TASK PROMPT:
Extract the text of each entry below exactly, leaving every image behind.

** START OF DATASET RECORDS **

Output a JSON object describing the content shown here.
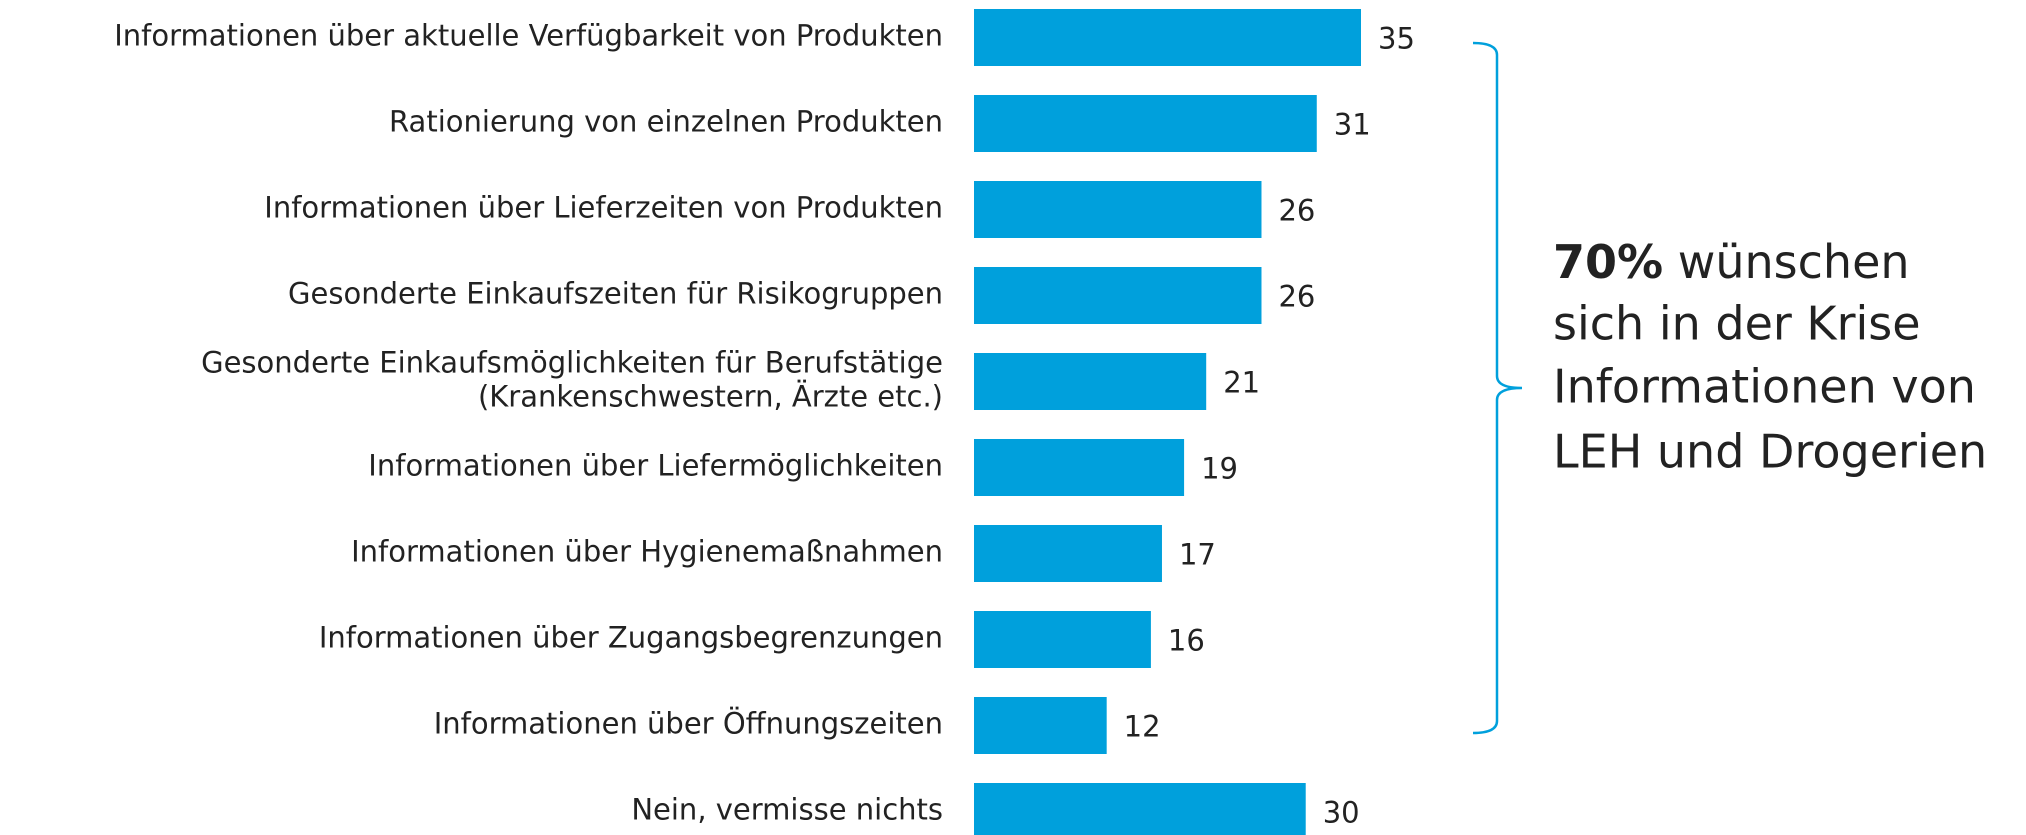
{
  "chart_data": {
    "type": "barh",
    "categories": [
      "Informationen über aktuelle Verfügbarkeit von Produkten",
      "Rationierung von einzelnen Produkten",
      "Informationen über Lieferzeiten von Produkten",
      "Gesonderte Einkaufszeiten für Risikogruppen",
      [
        "Gesonderte Einkaufsmöglichkeiten für Berufstätige",
        "(Krankenschwestern, Ärzte etc.)"
      ],
      "Informationen über Liefermöglichkeiten",
      "Informationen über Hygienemaßnahmen",
      "Informationen über Zugangsbegrenzungen",
      "Informationen über Öffnungszeiten",
      "Nein, vermisse nichts"
    ],
    "values": [
      35,
      31,
      26,
      26,
      21,
      19,
      17,
      16,
      12,
      30
    ],
    "color": "#00a0dc",
    "annotation": {
      "bold": "70%",
      "lines": [
        "wünschen",
        "sich in der Krise",
        "Informationen von",
        "LEH und Drogerien"
      ]
    }
  }
}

** END OF DATASET RECORDS **

EXERCISE RESPONSE:
Output a JSON object describing the content shown here.
{
  "chart_data": {
    "type": "barh",
    "categories": [
      "Informationen über aktuelle Verfügbarkeit von Produkten",
      "Rationierung von einzelnen Produkten",
      "Informationen über Lieferzeiten von Produkten",
      "Gesonderte Einkaufszeiten für Risikogruppen",
      [
        "Gesonderte Einkaufsmöglichkeiten für Berufstätige",
        "(Krankenschwestern, Ärzte etc.)"
      ],
      "Informationen über Liefermöglichkeiten",
      "Informationen über Hygienemaßnahmen",
      "Informationen über Zugangsbegrenzungen",
      "Informationen über Öffnungszeiten",
      "Nein, vermisse nichts"
    ],
    "values": [
      35,
      31,
      26,
      26,
      21,
      19,
      17,
      16,
      12,
      30
    ],
    "color": "#00a0dc",
    "annotation": {
      "bold": "70%",
      "lines": [
        "wünschen",
        "sich in der Krise",
        "Informationen von",
        "LEH und Drogerien"
      ]
    }
  }
}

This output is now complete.